Copy out each line in the material below that has the word "marker".

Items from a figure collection

>> BEGIN

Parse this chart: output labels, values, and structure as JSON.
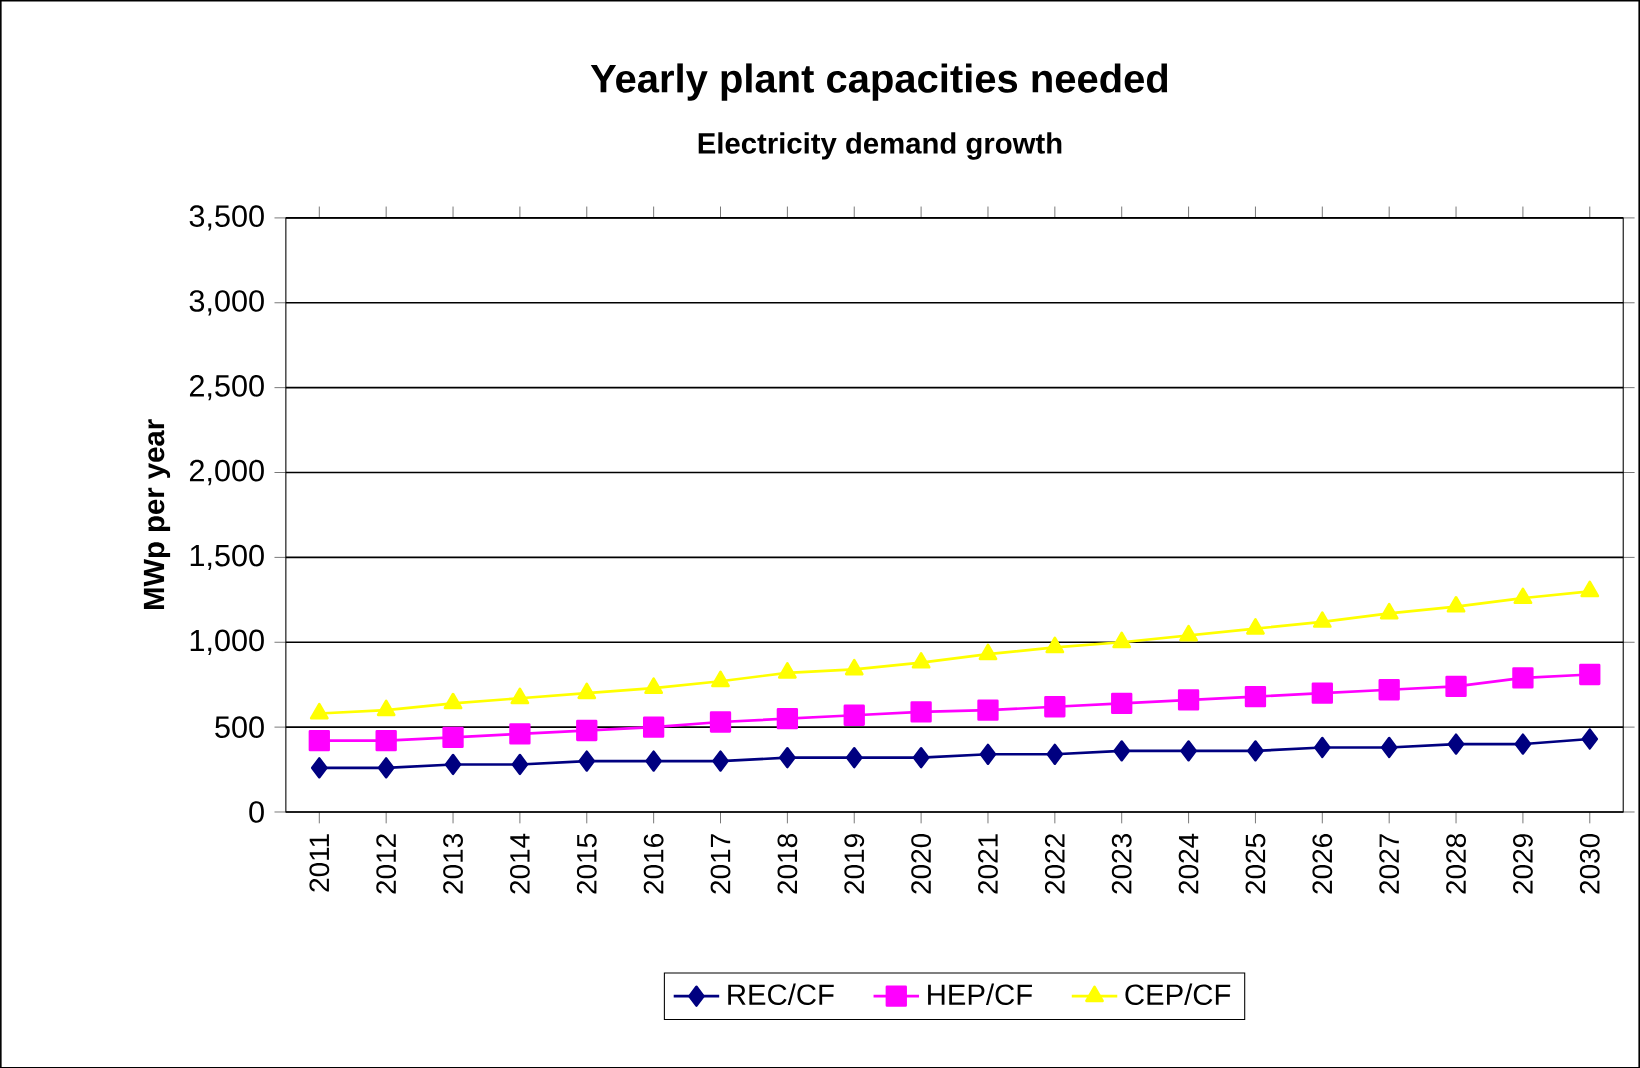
{
  "chart_data": {
    "type": "line",
    "title": "Yearly plant capacities needed",
    "subtitle": "Electricity demand growth",
    "ylabel": "MWp per year",
    "categories": [
      "2011",
      "2012",
      "2013",
      "2014",
      "2015",
      "2016",
      "2017",
      "2018",
      "2019",
      "2020",
      "2021",
      "2022",
      "2023",
      "2024",
      "2025",
      "2026",
      "2027",
      "2028",
      "2029",
      "2030"
    ],
    "series": [
      {
        "name": "REC/CF",
        "color": "#000080",
        "marker": "diamond",
        "values": [
          260,
          260,
          280,
          280,
          300,
          300,
          300,
          320,
          320,
          320,
          340,
          340,
          360,
          360,
          360,
          380,
          380,
          400,
          400,
          430
        ]
      },
      {
        "name": "HEP/CF",
        "color": "#ff00ff",
        "marker": "square",
        "values": [
          420,
          420,
          440,
          460,
          480,
          500,
          530,
          550,
          570,
          590,
          600,
          620,
          640,
          660,
          680,
          700,
          720,
          740,
          790,
          810
        ]
      },
      {
        "name": "CEP/CF",
        "color": "#ffff00",
        "marker": "triangle",
        "values": [
          580,
          600,
          640,
          670,
          700,
          730,
          770,
          820,
          840,
          880,
          930,
          970,
          1000,
          1040,
          1080,
          1120,
          1170,
          1210,
          1260,
          1300
        ]
      }
    ],
    "ylim": [
      0,
      3500
    ],
    "yticks": [
      {
        "value": 0,
        "label": "0"
      },
      {
        "value": 500,
        "label": "500"
      },
      {
        "value": 1000,
        "label": "1,000"
      },
      {
        "value": 1500,
        "label": "1,500"
      },
      {
        "value": 2000,
        "label": "2,000"
      },
      {
        "value": 2500,
        "label": "2,500"
      },
      {
        "value": 3000,
        "label": "3,000"
      },
      {
        "value": 3500,
        "label": "3,500"
      }
    ],
    "grid": "y",
    "legend": "bottom"
  }
}
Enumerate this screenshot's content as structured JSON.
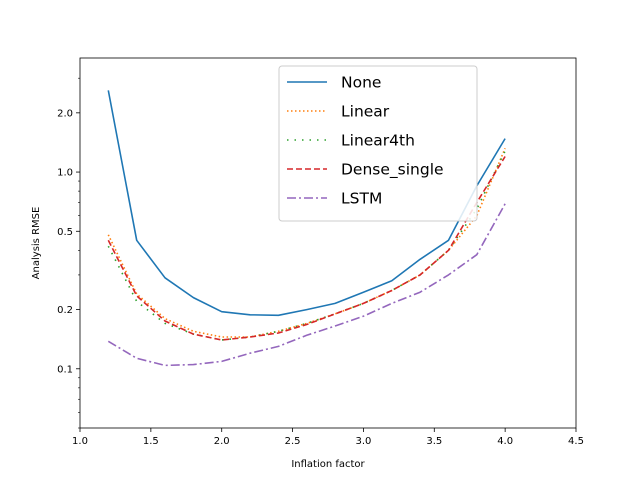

>> END

— CORRECT RESULT —
        "marker": "diamond",
        "marker": "square",
        "marker": "triangle",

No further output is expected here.